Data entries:
= = = = = = =
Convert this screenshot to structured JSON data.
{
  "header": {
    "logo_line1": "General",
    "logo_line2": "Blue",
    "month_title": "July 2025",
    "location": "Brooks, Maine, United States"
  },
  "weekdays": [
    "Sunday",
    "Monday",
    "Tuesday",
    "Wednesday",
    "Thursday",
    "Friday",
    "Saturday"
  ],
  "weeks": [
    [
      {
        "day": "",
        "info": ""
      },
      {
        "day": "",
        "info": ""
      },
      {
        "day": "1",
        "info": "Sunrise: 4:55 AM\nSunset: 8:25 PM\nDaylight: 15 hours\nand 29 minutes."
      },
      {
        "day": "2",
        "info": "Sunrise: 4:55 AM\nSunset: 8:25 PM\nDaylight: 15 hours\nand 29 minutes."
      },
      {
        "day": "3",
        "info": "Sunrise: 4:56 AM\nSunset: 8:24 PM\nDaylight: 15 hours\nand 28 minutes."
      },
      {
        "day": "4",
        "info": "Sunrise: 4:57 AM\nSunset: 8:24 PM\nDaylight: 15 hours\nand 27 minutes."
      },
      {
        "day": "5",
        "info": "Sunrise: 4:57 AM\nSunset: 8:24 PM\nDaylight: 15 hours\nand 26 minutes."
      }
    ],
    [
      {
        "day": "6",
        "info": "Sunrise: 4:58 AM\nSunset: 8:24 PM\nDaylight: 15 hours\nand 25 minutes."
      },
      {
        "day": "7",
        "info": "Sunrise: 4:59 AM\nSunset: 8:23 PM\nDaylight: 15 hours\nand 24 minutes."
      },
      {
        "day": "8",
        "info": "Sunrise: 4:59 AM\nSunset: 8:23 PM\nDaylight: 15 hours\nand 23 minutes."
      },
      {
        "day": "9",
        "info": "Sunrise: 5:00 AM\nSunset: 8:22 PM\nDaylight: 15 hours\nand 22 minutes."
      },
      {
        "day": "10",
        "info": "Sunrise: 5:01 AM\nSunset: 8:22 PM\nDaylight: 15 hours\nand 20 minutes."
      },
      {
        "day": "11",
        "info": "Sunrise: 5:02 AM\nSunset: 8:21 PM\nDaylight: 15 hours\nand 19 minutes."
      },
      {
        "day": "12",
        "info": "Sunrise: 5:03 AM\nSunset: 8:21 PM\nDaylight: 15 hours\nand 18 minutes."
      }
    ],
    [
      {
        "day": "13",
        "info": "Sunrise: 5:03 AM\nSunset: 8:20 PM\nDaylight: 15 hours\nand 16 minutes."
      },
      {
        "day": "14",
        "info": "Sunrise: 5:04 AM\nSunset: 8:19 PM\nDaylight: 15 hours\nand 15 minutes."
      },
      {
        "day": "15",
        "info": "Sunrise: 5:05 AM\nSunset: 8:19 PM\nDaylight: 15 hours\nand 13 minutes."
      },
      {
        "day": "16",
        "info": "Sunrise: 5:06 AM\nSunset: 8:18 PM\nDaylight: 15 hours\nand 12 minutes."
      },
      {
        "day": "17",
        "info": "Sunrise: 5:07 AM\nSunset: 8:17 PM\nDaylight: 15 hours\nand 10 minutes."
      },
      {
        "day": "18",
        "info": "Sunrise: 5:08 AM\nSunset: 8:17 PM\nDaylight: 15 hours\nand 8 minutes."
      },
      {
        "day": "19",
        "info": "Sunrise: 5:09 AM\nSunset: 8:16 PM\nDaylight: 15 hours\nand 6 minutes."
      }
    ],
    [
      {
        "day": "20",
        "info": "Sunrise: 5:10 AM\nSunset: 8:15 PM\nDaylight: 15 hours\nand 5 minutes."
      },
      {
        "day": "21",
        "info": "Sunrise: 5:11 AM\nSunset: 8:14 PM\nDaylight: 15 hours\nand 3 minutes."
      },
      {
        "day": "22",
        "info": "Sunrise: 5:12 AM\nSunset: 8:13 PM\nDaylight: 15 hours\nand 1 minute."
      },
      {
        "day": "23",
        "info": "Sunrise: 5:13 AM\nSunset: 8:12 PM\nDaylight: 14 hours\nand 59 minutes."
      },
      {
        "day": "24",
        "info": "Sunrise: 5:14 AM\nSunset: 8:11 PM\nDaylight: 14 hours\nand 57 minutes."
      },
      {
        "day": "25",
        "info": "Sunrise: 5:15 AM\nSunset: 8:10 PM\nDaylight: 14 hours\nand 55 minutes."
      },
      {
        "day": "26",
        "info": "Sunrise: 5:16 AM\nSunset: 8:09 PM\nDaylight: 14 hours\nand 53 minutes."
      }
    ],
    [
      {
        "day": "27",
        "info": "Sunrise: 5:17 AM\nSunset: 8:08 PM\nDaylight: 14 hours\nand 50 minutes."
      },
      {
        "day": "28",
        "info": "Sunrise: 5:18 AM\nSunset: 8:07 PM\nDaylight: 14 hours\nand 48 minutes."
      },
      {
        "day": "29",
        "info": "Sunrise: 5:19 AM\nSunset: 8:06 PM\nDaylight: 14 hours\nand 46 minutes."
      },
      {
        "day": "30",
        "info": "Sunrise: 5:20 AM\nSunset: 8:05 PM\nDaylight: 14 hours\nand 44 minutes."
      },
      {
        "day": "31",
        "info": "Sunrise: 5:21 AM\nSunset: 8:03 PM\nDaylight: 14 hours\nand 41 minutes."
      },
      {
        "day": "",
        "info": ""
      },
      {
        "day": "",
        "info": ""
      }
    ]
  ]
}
= = = = = = =
GOAL OF THE EXERCISE: From the records above, extract everything verbatim.

SOLUTION FOR THIS PROBLEM:
Convert this screenshot to structured JSON data.
{
  "header": {
    "logo_line1": "General",
    "logo_line2": "Blue",
    "month_title": "July 2025",
    "location": "Brooks, Maine, United States"
  },
  "weekdays": [
    "Sunday",
    "Monday",
    "Tuesday",
    "Wednesday",
    "Thursday",
    "Friday",
    "Saturday"
  ],
  "weeks": [
    [
      {
        "day": "",
        "info": ""
      },
      {
        "day": "",
        "info": ""
      },
      {
        "day": "1",
        "info": "Sunrise: 4:55 AM\nSunset: 8:25 PM\nDaylight: 15 hours\nand 29 minutes."
      },
      {
        "day": "2",
        "info": "Sunrise: 4:55 AM\nSunset: 8:25 PM\nDaylight: 15 hours\nand 29 minutes."
      },
      {
        "day": "3",
        "info": "Sunrise: 4:56 AM\nSunset: 8:24 PM\nDaylight: 15 hours\nand 28 minutes."
      },
      {
        "day": "4",
        "info": "Sunrise: 4:57 AM\nSunset: 8:24 PM\nDaylight: 15 hours\nand 27 minutes."
      },
      {
        "day": "5",
        "info": "Sunrise: 4:57 AM\nSunset: 8:24 PM\nDaylight: 15 hours\nand 26 minutes."
      }
    ],
    [
      {
        "day": "6",
        "info": "Sunrise: 4:58 AM\nSunset: 8:24 PM\nDaylight: 15 hours\nand 25 minutes."
      },
      {
        "day": "7",
        "info": "Sunrise: 4:59 AM\nSunset: 8:23 PM\nDaylight: 15 hours\nand 24 minutes."
      },
      {
        "day": "8",
        "info": "Sunrise: 4:59 AM\nSunset: 8:23 PM\nDaylight: 15 hours\nand 23 minutes."
      },
      {
        "day": "9",
        "info": "Sunrise: 5:00 AM\nSunset: 8:22 PM\nDaylight: 15 hours\nand 22 minutes."
      },
      {
        "day": "10",
        "info": "Sunrise: 5:01 AM\nSunset: 8:22 PM\nDaylight: 15 hours\nand 20 minutes."
      },
      {
        "day": "11",
        "info": "Sunrise: 5:02 AM\nSunset: 8:21 PM\nDaylight: 15 hours\nand 19 minutes."
      },
      {
        "day": "12",
        "info": "Sunrise: 5:03 AM\nSunset: 8:21 PM\nDaylight: 15 hours\nand 18 minutes."
      }
    ],
    [
      {
        "day": "13",
        "info": "Sunrise: 5:03 AM\nSunset: 8:20 PM\nDaylight: 15 hours\nand 16 minutes."
      },
      {
        "day": "14",
        "info": "Sunrise: 5:04 AM\nSunset: 8:19 PM\nDaylight: 15 hours\nand 15 minutes."
      },
      {
        "day": "15",
        "info": "Sunrise: 5:05 AM\nSunset: 8:19 PM\nDaylight: 15 hours\nand 13 minutes."
      },
      {
        "day": "16",
        "info": "Sunrise: 5:06 AM\nSunset: 8:18 PM\nDaylight: 15 hours\nand 12 minutes."
      },
      {
        "day": "17",
        "info": "Sunrise: 5:07 AM\nSunset: 8:17 PM\nDaylight: 15 hours\nand 10 minutes."
      },
      {
        "day": "18",
        "info": "Sunrise: 5:08 AM\nSunset: 8:17 PM\nDaylight: 15 hours\nand 8 minutes."
      },
      {
        "day": "19",
        "info": "Sunrise: 5:09 AM\nSunset: 8:16 PM\nDaylight: 15 hours\nand 6 minutes."
      }
    ],
    [
      {
        "day": "20",
        "info": "Sunrise: 5:10 AM\nSunset: 8:15 PM\nDaylight: 15 hours\nand 5 minutes."
      },
      {
        "day": "21",
        "info": "Sunrise: 5:11 AM\nSunset: 8:14 PM\nDaylight: 15 hours\nand 3 minutes."
      },
      {
        "day": "22",
        "info": "Sunrise: 5:12 AM\nSunset: 8:13 PM\nDaylight: 15 hours\nand 1 minute."
      },
      {
        "day": "23",
        "info": "Sunrise: 5:13 AM\nSunset: 8:12 PM\nDaylight: 14 hours\nand 59 minutes."
      },
      {
        "day": "24",
        "info": "Sunrise: 5:14 AM\nSunset: 8:11 PM\nDaylight: 14 hours\nand 57 minutes."
      },
      {
        "day": "25",
        "info": "Sunrise: 5:15 AM\nSunset: 8:10 PM\nDaylight: 14 hours\nand 55 minutes."
      },
      {
        "day": "26",
        "info": "Sunrise: 5:16 AM\nSunset: 8:09 PM\nDaylight: 14 hours\nand 53 minutes."
      }
    ],
    [
      {
        "day": "27",
        "info": "Sunrise: 5:17 AM\nSunset: 8:08 PM\nDaylight: 14 hours\nand 50 minutes."
      },
      {
        "day": "28",
        "info": "Sunrise: 5:18 AM\nSunset: 8:07 PM\nDaylight: 14 hours\nand 48 minutes."
      },
      {
        "day": "29",
        "info": "Sunrise: 5:19 AM\nSunset: 8:06 PM\nDaylight: 14 hours\nand 46 minutes."
      },
      {
        "day": "30",
        "info": "Sunrise: 5:20 AM\nSunset: 8:05 PM\nDaylight: 14 hours\nand 44 minutes."
      },
      {
        "day": "31",
        "info": "Sunrise: 5:21 AM\nSunset: 8:03 PM\nDaylight: 14 hours\nand 41 minutes."
      },
      {
        "day": "",
        "info": ""
      },
      {
        "day": "",
        "info": ""
      }
    ]
  ]
}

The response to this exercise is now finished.